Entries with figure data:
· · · · · · ·

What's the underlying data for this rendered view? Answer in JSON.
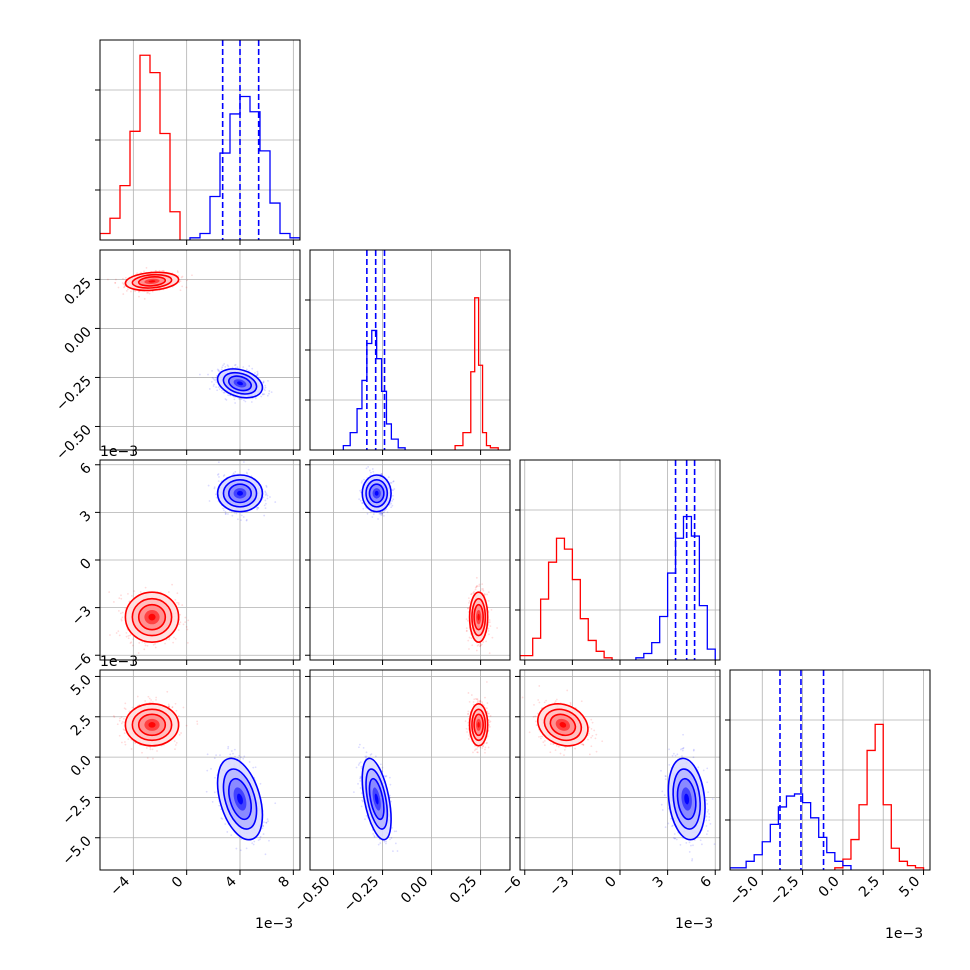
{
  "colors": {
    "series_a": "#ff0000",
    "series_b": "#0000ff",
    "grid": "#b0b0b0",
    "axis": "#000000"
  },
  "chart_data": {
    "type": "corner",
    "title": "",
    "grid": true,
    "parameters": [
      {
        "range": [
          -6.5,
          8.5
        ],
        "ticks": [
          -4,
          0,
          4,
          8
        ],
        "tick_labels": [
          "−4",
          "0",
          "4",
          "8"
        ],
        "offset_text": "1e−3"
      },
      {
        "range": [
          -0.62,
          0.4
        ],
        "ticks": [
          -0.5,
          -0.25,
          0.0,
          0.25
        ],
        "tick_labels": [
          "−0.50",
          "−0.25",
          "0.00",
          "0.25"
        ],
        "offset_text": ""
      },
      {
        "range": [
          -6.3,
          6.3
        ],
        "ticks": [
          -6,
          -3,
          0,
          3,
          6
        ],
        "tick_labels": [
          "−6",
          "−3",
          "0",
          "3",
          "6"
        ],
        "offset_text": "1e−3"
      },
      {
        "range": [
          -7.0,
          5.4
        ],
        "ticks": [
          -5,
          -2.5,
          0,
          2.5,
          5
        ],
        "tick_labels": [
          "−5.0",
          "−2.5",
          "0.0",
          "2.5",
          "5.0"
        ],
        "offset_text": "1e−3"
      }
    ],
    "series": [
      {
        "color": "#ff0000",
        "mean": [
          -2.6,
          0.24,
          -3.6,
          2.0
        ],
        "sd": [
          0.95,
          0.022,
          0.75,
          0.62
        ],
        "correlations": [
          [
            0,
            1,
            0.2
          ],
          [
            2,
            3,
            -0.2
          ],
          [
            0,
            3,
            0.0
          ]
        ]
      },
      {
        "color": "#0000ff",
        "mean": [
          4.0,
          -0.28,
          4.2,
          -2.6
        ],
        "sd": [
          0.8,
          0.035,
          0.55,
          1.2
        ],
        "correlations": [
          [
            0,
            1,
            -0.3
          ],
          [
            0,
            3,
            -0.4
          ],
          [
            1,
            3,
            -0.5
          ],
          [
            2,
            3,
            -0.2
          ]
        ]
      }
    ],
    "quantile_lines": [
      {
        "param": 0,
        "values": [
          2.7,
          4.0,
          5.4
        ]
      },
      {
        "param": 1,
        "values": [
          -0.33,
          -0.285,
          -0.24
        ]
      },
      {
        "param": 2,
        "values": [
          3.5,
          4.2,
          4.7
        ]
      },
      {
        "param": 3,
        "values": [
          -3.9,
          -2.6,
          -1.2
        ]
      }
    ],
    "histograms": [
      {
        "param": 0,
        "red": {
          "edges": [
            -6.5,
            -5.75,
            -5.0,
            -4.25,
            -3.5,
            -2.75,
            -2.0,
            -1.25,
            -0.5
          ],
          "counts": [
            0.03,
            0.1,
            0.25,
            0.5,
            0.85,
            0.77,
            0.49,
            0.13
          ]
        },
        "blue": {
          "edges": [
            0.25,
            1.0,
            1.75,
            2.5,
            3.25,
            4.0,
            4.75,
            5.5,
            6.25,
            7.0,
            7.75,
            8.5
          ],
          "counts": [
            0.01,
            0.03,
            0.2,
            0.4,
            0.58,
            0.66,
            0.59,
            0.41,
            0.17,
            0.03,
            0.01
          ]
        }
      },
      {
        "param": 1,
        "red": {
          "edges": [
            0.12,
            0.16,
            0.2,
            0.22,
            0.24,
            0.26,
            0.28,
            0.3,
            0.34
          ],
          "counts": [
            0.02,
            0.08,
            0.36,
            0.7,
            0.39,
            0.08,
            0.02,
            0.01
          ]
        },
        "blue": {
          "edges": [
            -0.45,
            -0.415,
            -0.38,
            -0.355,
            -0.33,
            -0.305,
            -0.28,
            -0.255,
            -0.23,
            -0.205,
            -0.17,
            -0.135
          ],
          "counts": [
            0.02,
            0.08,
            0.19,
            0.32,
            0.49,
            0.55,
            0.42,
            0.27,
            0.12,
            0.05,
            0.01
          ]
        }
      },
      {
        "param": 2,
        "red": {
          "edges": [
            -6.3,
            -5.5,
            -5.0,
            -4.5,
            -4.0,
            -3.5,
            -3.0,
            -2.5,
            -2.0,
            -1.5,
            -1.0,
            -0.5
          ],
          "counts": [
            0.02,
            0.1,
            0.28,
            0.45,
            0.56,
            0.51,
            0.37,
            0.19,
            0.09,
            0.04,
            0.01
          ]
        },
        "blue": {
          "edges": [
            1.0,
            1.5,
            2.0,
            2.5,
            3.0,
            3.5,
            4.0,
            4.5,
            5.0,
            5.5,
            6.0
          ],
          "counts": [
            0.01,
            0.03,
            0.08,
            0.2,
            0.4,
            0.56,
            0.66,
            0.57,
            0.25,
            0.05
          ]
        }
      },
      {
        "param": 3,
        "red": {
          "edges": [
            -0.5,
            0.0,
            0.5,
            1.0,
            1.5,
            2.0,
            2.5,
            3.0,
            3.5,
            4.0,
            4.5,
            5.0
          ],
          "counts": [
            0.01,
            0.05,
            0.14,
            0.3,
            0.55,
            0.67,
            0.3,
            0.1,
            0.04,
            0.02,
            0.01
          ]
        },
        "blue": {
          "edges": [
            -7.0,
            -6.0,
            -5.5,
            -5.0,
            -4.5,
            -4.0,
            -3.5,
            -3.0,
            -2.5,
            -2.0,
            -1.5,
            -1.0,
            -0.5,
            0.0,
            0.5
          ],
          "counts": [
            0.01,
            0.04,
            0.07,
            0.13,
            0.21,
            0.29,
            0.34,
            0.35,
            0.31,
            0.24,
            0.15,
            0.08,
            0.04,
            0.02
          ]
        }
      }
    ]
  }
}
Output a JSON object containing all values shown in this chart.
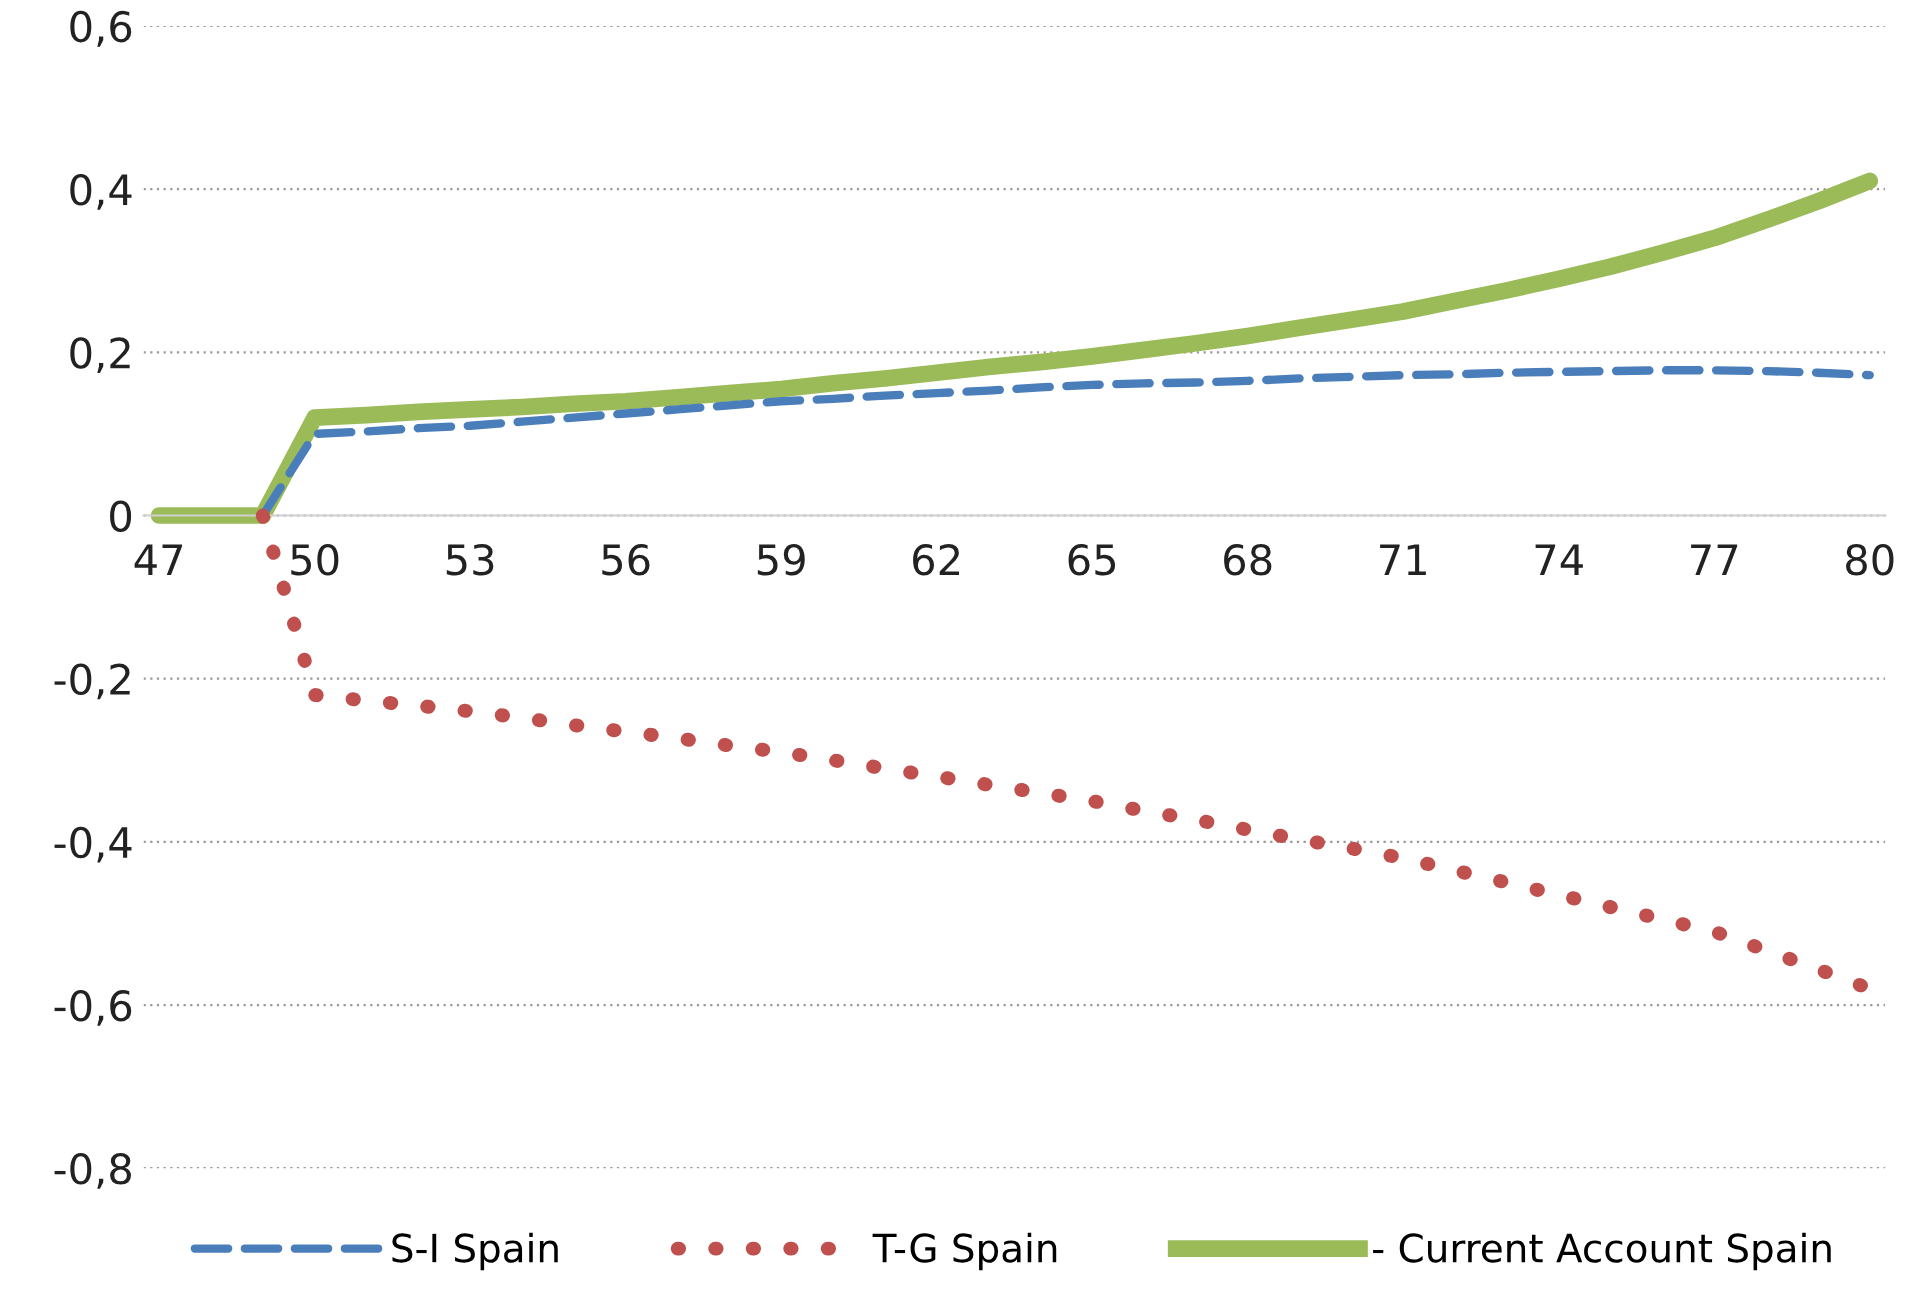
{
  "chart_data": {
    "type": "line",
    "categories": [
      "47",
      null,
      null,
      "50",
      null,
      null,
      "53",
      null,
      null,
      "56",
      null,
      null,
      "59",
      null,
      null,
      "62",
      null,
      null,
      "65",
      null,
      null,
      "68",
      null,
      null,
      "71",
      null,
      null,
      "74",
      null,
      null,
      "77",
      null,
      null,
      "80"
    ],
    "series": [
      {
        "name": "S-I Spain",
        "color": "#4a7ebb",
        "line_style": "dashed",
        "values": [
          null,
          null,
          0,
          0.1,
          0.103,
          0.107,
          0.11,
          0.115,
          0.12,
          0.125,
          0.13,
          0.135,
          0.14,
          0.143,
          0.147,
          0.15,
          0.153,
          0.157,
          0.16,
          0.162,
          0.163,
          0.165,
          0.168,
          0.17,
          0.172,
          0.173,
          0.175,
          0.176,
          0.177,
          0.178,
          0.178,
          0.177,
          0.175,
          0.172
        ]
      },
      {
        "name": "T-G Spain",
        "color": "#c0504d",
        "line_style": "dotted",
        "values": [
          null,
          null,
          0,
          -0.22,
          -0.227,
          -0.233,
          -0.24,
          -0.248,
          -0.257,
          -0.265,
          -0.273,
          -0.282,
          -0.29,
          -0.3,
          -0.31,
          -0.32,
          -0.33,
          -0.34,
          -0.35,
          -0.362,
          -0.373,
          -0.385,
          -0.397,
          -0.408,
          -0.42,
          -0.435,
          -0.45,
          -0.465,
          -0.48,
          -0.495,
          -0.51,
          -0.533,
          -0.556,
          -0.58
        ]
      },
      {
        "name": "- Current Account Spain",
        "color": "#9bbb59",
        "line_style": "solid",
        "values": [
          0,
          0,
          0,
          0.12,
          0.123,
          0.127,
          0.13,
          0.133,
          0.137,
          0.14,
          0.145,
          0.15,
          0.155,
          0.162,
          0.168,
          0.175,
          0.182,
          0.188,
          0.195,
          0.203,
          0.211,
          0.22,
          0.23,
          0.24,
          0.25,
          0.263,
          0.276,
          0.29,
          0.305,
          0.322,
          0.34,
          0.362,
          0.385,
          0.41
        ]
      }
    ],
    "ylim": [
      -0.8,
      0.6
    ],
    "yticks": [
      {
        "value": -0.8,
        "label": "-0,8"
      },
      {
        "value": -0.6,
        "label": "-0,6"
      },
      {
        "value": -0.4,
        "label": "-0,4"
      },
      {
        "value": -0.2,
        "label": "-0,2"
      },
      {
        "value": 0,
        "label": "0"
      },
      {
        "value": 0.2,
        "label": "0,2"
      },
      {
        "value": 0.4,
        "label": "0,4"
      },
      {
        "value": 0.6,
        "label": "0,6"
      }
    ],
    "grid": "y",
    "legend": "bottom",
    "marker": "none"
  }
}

· · · · · · ·

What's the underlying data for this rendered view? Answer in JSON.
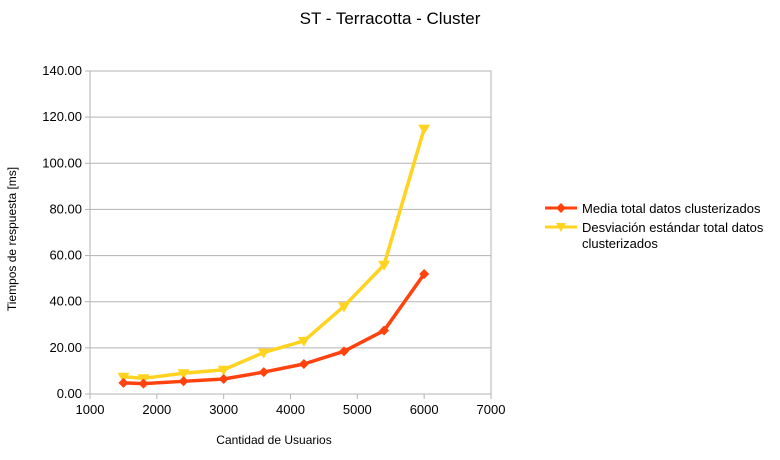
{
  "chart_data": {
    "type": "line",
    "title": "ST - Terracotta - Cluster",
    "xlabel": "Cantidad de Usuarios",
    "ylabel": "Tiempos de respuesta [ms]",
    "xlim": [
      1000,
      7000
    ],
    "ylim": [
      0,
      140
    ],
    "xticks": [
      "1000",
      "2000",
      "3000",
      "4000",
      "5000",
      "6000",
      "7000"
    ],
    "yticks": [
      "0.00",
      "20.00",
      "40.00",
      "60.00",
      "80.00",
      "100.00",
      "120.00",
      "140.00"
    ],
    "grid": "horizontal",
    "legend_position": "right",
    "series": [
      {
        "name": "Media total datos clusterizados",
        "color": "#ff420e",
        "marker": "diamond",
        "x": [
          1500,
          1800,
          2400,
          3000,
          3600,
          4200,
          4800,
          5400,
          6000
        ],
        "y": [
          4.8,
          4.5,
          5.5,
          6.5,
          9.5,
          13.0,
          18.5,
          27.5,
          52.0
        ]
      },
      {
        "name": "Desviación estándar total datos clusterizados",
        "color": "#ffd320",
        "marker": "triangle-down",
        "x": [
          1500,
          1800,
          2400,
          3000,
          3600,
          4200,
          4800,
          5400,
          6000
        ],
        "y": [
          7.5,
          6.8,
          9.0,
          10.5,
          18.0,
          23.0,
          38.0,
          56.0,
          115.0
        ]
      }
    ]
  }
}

· · · · · · ·

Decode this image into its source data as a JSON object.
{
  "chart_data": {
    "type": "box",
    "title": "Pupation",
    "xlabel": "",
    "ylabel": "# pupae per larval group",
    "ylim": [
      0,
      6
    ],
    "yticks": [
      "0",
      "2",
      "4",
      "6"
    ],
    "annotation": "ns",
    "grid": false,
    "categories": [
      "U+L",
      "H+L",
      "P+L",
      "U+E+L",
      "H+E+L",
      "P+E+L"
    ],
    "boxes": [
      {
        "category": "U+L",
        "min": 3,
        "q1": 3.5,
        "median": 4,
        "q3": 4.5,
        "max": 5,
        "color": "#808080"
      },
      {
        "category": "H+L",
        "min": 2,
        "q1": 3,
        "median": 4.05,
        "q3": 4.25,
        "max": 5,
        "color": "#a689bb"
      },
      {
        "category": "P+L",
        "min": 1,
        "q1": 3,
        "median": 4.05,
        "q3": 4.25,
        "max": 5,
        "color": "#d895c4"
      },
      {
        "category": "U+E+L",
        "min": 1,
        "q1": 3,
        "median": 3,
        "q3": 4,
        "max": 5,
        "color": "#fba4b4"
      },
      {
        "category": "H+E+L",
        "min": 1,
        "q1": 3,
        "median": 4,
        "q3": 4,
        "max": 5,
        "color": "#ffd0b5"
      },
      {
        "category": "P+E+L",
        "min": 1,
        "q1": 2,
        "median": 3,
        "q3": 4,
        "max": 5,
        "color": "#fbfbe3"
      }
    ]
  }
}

· · · · · · ·

▸ **WHAT TO DO**:
Select every line in the records above that contains the word "object".

▸ **OUTPUT**:
Output a JSON object containing all values shown in this chart.
Decode this image into its source data as a JSON object.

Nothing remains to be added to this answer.